____ TEXTAUSZUG

Ich sehe das ähnlich wie meine beiden Vorredner. Solltest du es dennoch umsetzten kann ich dir nur den Rat geben auf jeden Fall wieder ein Schwert zu organisieren, ansonsten wirst du auf einem Fluss mit ein wenig Strömung und ggf. nur Rudern keinen Spaß haben. Das Teil fängt sofort an zu schlingern, quer zu fahren und wird ziemlich instabil. Auch mit Motor wird das nicht viel besser sein. Hab da reichlich "Kipperfahrungen" vom Seglen wenn es zu flach für das Schwert wurde. Zum Angeln ist es allerdings in Ordnung, selbst wenn man noch das komplette Boot hat, also mit Takelage und Segelzeug. Wir fangen mit nem 420er im Frühjahr immer unsere Hornhechte und auch mal den ein oder andern Pilk-Dorsch auf der Ostsee. Aber auch nur bei sehr seichtem Wasser (und immer mit Schwert...:q).

Gruß
floxohnejollefisch


----------



## italo-freak (14. September 2010)

*AW: Segeljolle soll zum Angelboot werden*

naja werde es  erst mal weng zusammen richten.
es liegt ja im mom im see. und es geht eigentlich von der stabilität her. 
werd es mir halt mit nem paar ruderdollen, sitzbank und 2, 3 rutenhaltern ausrüsten, also nur kleinigkeiten.   und wenn es sich wirklich als gänzlich ungeeignet erweisen sollte bleibt es halt a funboot  

Gruß martin


----------



## heinmama (14. September 2010)

*AW: Segeljolle soll zum Angelboot werden*

Hallo,

gut von der Form her ist ein Segelboot (zumeist Rundspant)nun mal anders als ein Ruderboot(meist Trapezspant). Wenn alles nichts hilft und die Stabilität ist nicht gut, kann man immer noch unten am Schwert Gewicht (Ich denke hier kommt ein Schwenkschwert zu Einsatz) platzieren um eine halbwegs gute Stabilität hinzukriegen. 

Gruß 
Heinmama


----------



## wombel23 (14. September 2010)

*AW: Segeljolle soll zum Angelboot werden*

habe mit einem ähnlichen projekt begonnen ehemalige segeljolle 4,2mal 1,8 meter soll zum ruderboot mit e motor umgebaut werden hab den oberen boden und seitenteile rausgetrennt und fange jetzt an den schwertkasten zu verschliessen.mein nachbar hat bootsbau gelernt und meinte das meine vorstellungen bezüglich stabilität und fahrbarkeit durchaus erfüllt sind .wenn du es umbaust mach mal bilder und stell sie ein sobald ich etwas weiter bin werd ich auch mal welche einstellen


----------



## wombel23 (19. September 2010)

________

| ANWEISUNG A |
Welche Maße hat laut dem Textauszug die ehemalige Segeljolle, die wombel23 umbaut?
Die Auflistung steht in keinem Zusammenhang mit dem Textauszug.

____ AUFGABENDATEN

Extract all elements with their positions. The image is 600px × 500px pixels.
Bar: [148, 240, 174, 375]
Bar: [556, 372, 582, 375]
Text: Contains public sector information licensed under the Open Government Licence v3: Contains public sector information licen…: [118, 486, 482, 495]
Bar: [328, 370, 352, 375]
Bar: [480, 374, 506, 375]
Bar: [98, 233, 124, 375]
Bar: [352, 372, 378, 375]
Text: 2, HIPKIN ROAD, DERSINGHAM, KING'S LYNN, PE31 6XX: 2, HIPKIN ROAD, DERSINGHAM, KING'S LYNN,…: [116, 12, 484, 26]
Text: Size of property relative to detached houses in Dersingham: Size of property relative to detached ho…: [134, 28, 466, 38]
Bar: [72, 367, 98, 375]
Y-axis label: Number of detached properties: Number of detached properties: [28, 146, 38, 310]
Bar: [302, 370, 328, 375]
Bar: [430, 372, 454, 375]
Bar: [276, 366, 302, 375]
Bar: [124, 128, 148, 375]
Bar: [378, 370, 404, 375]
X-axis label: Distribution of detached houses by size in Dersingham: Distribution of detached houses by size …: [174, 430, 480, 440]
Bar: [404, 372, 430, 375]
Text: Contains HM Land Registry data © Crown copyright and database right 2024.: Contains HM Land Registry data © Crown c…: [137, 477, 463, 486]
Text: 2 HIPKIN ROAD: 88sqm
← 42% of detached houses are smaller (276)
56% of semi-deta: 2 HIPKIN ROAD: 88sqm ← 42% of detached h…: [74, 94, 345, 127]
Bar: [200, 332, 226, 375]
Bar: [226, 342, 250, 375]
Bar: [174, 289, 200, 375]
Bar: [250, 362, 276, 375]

________

| ANWEISUNG B |
Gib die Zeilen der Auflistung wortgetreu wieder. Beginne mit der ersten Zeile der Auflistung und höre nach der Zeile auf, die „Bar: [378, 370, 404, 375]“ enthält, wobei diese Zeile mit abgeschrieben wird.

| RICHTIGE ANTWORT A |
Sie misst 4,2 mal 1,8 Meter.

| RICHTIGE ANTWORT B |
Extract all elements with their positions. The image is 600px × 500px pixels.
Bar: [148, 240, 174, 375]
Bar: [556, 372, 582, 375]
Text: Contains public sector information licensed under the Open Government Licence v3: Contains public sector information licen…: [118, 486, 482, 495]
Bar: [328, 370, 352, 375]
Bar: [480, 374, 506, 375]
Bar: [98, 233, 124, 375]
Bar: [352, 372, 378, 375]
Text: 2, HIPKIN ROAD, DERSINGHAM, KING'S LYNN, PE31 6XX: 2, HIPKIN ROAD, DERSINGHAM, KING'S LYNN,…: [116, 12, 484, 26]
Text: Size of property relative to detached houses in Dersingham: Size of property relative to detached ho…: [134, 28, 466, 38]
Bar: [72, 367, 98, 375]
Y-axis label: Number of detached properties: Number of detached properties: [28, 146, 38, 310]
Bar: [302, 370, 328, 375]
Bar: [430, 372, 454, 375]
Bar: [276, 366, 302, 375]
Bar: [124, 128, 148, 375]
Bar: [378, 370, 404, 375]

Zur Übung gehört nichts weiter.